_REQUEST:_
Pull each line containing "mashhur" out of the data and copy it.

_AVAILABLE RECORDS:_
+++
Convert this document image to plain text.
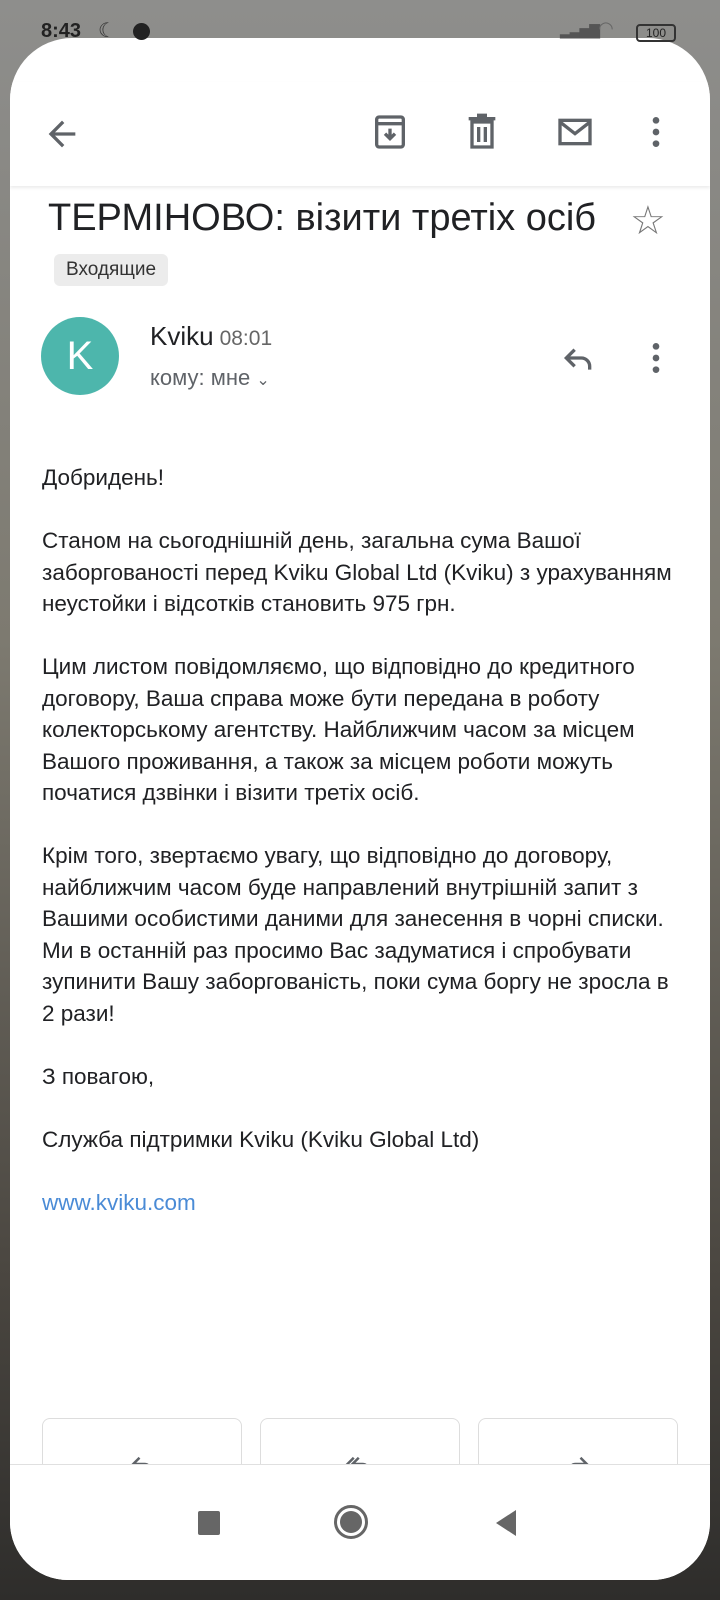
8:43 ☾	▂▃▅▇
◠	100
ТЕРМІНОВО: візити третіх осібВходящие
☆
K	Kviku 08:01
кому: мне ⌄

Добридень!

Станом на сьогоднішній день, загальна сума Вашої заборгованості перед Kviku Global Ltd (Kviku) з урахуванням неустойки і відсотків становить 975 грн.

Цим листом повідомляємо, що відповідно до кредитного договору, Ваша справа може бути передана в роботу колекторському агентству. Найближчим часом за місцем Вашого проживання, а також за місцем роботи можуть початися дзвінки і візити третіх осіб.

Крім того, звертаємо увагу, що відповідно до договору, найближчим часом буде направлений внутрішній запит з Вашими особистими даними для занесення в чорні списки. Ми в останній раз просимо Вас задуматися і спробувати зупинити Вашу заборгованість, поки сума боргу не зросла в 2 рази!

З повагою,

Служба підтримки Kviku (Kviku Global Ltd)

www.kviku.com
+++
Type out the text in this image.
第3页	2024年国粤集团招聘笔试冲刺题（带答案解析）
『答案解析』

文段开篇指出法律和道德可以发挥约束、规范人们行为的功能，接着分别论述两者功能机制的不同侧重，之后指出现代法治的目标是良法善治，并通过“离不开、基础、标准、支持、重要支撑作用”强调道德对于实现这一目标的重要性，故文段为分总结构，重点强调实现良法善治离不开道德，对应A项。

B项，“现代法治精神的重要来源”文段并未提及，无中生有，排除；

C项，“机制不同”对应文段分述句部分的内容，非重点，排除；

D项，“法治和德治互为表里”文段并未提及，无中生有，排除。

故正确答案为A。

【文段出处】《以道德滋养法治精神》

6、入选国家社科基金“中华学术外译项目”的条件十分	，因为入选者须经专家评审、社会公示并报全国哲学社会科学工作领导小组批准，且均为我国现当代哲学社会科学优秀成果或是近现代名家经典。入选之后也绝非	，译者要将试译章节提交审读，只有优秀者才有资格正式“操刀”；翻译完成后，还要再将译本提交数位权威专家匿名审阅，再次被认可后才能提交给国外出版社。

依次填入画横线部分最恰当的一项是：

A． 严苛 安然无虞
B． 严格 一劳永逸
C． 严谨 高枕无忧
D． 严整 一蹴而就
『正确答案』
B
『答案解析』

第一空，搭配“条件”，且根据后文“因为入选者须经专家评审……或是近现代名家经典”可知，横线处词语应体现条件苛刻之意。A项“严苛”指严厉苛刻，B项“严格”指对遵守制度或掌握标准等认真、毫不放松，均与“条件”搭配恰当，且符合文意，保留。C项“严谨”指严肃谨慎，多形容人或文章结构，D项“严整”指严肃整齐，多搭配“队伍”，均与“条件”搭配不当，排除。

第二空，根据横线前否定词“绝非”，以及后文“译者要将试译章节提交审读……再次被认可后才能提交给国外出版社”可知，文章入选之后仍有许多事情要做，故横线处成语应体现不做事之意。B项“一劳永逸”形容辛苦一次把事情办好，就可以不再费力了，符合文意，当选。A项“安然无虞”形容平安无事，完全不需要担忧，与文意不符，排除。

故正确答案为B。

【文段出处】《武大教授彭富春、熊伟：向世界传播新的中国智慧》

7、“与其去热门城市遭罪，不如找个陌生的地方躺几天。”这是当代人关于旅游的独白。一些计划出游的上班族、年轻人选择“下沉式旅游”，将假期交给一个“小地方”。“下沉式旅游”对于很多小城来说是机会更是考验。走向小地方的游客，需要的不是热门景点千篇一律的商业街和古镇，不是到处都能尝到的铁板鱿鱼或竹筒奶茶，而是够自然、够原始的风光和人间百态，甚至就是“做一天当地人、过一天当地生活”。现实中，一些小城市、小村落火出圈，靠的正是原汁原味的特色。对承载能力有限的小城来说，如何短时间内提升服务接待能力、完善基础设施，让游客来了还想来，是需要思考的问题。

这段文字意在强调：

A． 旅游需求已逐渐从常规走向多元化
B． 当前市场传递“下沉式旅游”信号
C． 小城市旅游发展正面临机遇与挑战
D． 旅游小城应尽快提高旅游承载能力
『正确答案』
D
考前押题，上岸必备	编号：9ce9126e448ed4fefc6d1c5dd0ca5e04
+++
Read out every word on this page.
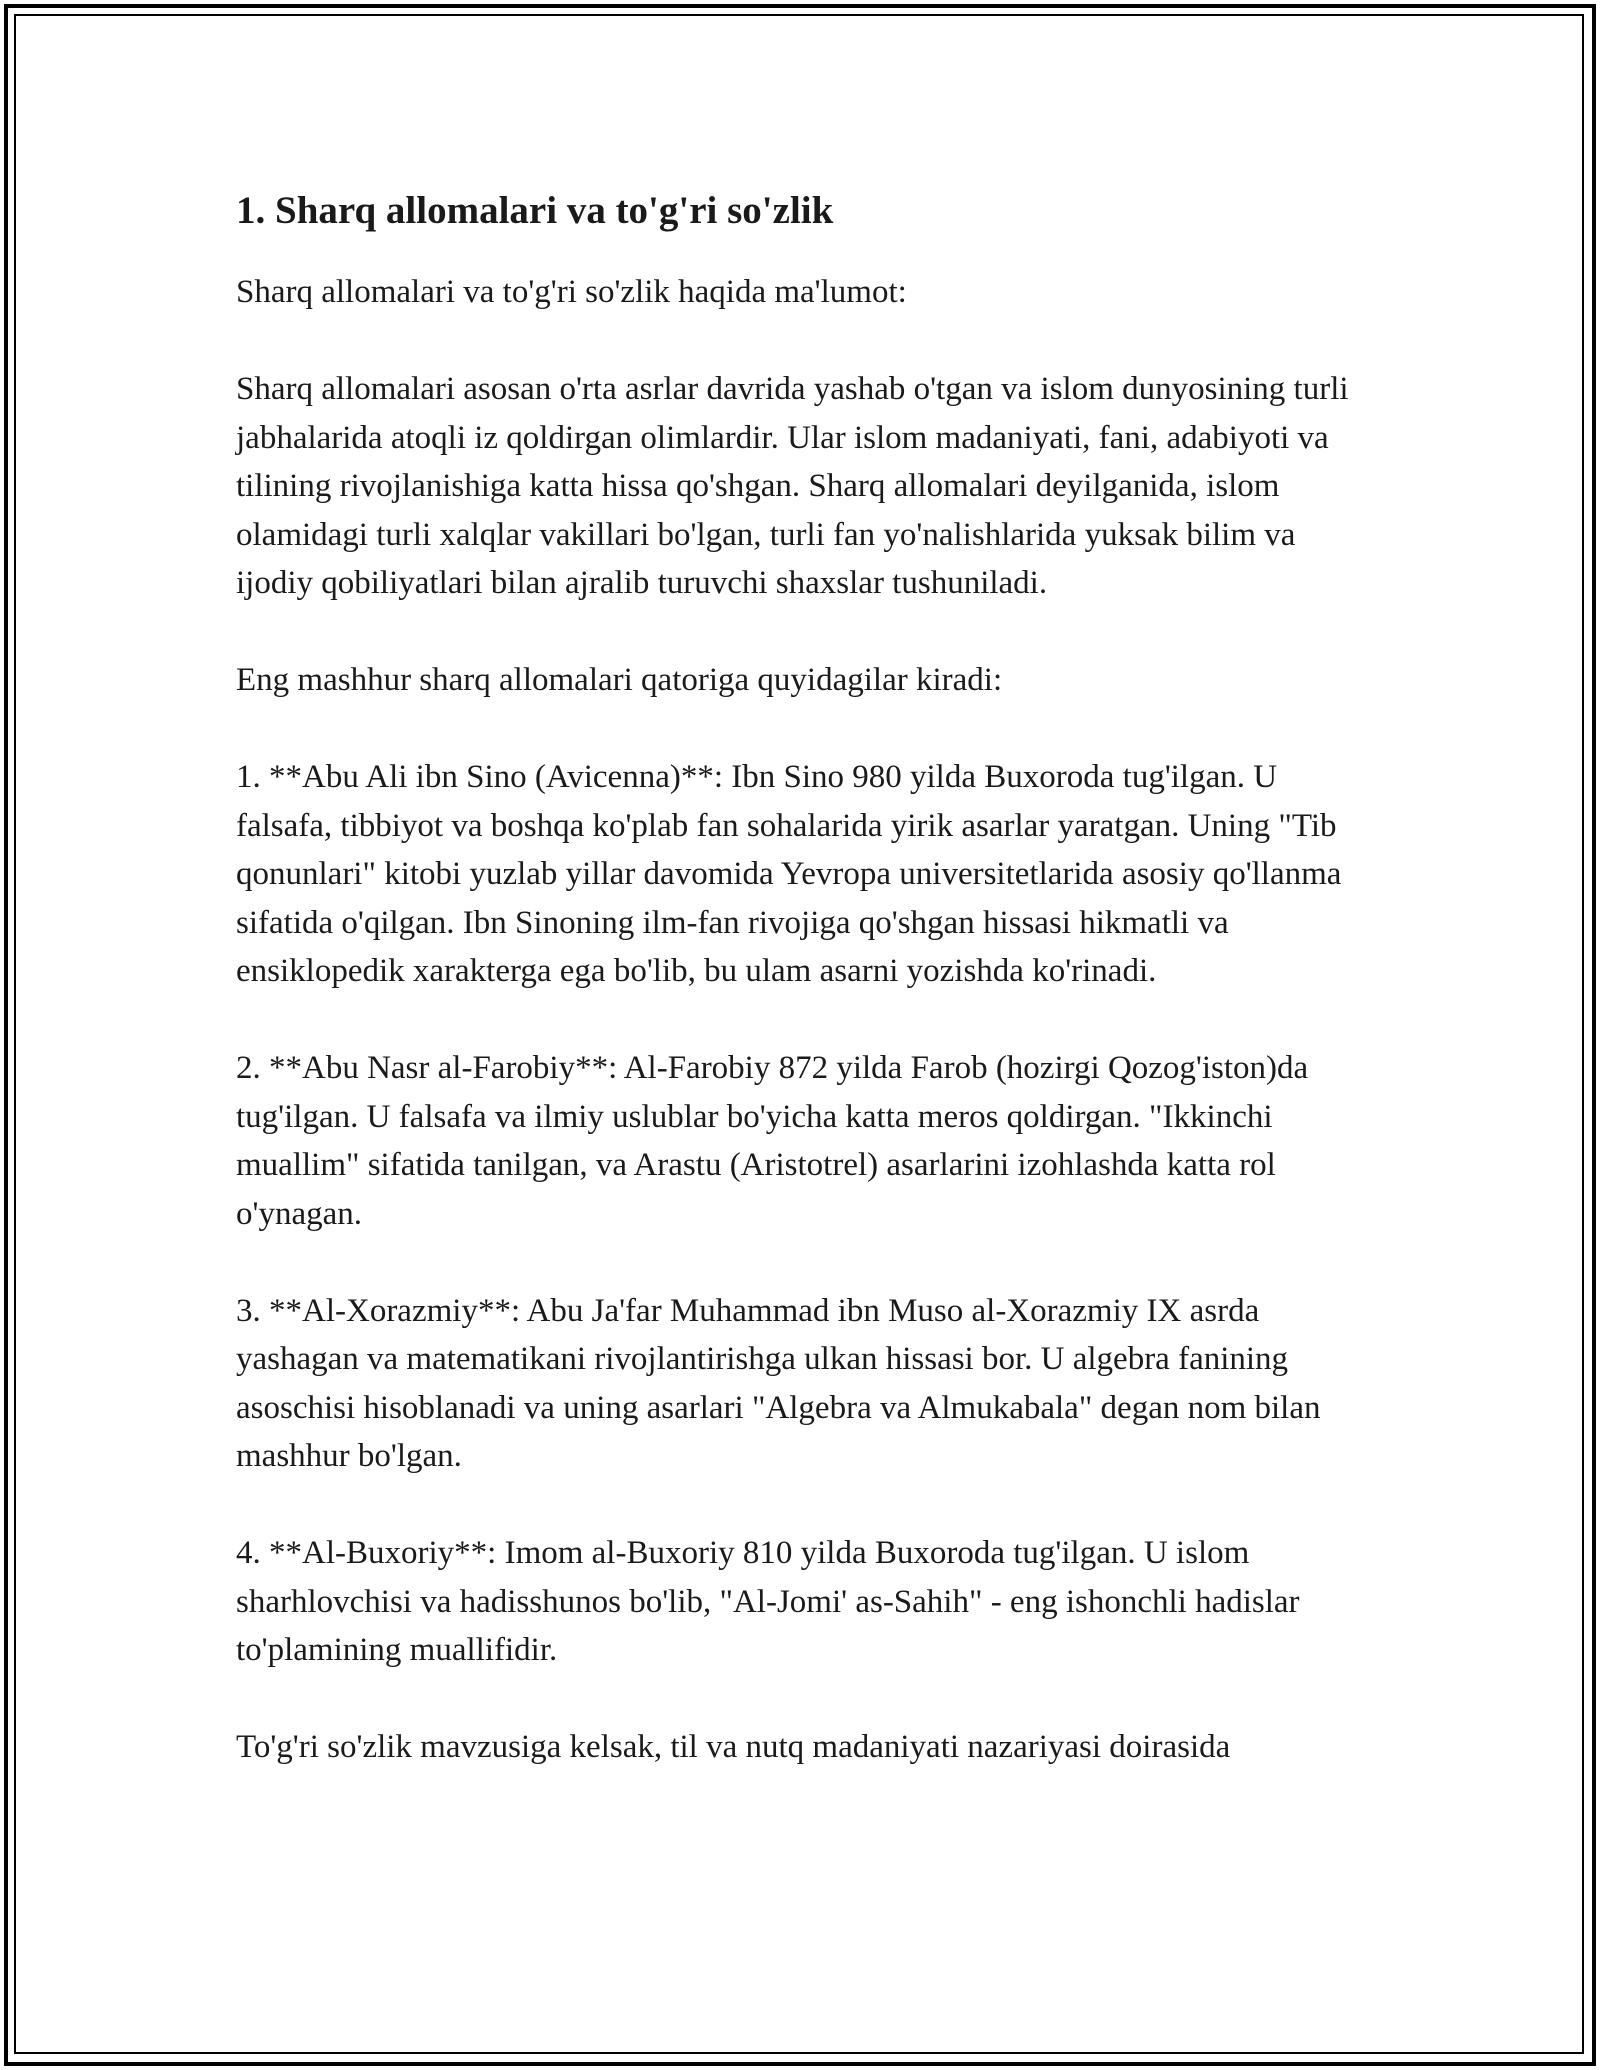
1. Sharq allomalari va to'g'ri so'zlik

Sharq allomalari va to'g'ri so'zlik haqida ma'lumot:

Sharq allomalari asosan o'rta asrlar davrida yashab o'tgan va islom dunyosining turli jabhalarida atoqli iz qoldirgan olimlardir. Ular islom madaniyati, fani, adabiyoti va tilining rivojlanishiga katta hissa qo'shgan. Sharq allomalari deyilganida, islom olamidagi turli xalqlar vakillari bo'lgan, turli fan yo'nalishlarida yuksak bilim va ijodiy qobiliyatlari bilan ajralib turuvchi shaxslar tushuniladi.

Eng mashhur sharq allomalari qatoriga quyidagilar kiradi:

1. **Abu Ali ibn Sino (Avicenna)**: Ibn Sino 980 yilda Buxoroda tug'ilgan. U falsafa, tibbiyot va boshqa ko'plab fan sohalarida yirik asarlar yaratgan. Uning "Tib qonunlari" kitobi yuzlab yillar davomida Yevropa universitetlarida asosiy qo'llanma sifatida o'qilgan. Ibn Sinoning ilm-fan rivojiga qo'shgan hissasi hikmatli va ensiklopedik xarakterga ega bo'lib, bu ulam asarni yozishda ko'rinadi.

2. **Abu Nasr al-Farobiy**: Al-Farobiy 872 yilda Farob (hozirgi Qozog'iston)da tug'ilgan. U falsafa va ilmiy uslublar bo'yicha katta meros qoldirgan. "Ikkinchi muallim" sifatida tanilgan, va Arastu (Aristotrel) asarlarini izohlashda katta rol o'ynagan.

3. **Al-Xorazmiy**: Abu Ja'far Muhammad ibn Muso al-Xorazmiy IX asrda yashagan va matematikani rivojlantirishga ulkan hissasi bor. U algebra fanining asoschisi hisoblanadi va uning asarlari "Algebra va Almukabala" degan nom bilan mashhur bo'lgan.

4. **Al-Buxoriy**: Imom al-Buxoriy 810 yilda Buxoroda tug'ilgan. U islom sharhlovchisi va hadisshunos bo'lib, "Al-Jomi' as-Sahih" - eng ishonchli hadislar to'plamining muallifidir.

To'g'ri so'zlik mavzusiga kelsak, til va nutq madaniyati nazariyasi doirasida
+++
_WRITTEN SOLUTION:_
Eng mashhur sharq allomalari qatoriga quyidagilar kiradi:
3. **Al-Xorazmiy**: Abu Ja'far Muhammad ibn Muso al-Xorazmiy IX asrda yashagan va matematikani rivojlantirishga ulkan hissasi bor. U algebra fanining asoschisi hisoblanadi va uning asarlari "Algebra va Almukabala" degan nom bilan mashhur bo'lgan.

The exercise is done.